#### Task to complete:
Which lines below hold the word "dialog"? Report each one.

Start of Data in this exercise

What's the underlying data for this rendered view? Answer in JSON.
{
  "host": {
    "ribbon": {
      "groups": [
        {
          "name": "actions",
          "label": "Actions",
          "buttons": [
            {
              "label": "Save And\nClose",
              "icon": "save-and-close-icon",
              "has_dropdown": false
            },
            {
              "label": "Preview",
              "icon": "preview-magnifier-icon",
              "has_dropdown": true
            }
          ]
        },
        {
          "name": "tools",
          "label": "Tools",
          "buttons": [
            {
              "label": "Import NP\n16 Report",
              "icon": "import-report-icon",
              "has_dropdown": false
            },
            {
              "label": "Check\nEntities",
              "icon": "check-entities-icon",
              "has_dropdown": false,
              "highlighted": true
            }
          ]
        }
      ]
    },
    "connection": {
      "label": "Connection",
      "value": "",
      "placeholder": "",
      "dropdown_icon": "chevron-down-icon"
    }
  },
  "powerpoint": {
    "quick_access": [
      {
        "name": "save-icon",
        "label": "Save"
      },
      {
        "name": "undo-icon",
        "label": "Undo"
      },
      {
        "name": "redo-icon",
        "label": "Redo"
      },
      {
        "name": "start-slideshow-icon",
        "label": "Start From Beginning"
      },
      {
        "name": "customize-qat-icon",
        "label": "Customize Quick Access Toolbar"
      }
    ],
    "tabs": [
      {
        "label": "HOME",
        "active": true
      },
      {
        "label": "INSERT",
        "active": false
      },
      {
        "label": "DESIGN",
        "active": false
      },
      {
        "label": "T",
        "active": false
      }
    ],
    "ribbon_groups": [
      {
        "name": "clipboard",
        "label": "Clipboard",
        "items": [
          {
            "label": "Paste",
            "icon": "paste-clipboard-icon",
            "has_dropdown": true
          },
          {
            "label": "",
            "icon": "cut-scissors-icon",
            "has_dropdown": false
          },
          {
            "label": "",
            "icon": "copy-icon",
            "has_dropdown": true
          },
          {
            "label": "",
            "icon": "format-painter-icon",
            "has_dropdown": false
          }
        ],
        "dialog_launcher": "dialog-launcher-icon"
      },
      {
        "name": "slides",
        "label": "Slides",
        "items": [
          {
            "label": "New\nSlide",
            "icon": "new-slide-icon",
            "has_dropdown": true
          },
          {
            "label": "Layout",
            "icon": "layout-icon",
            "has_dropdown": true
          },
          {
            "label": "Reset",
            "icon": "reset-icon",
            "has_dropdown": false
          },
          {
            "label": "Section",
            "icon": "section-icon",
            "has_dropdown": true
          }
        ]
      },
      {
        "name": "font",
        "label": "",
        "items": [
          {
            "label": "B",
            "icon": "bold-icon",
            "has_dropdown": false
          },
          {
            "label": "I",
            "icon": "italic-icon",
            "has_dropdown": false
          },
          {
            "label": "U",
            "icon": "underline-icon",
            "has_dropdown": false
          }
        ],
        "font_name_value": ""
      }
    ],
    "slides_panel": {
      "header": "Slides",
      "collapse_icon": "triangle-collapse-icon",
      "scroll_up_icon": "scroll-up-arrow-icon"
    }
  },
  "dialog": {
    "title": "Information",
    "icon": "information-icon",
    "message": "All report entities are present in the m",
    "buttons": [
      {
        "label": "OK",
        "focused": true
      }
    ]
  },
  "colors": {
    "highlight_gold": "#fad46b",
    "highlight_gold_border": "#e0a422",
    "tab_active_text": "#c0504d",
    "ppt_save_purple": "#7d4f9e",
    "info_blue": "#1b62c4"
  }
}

End of Data in this exercise

#### Exercise solution:
        "dialog_launcher": "dialog-launcher-icon"
  "dialog": {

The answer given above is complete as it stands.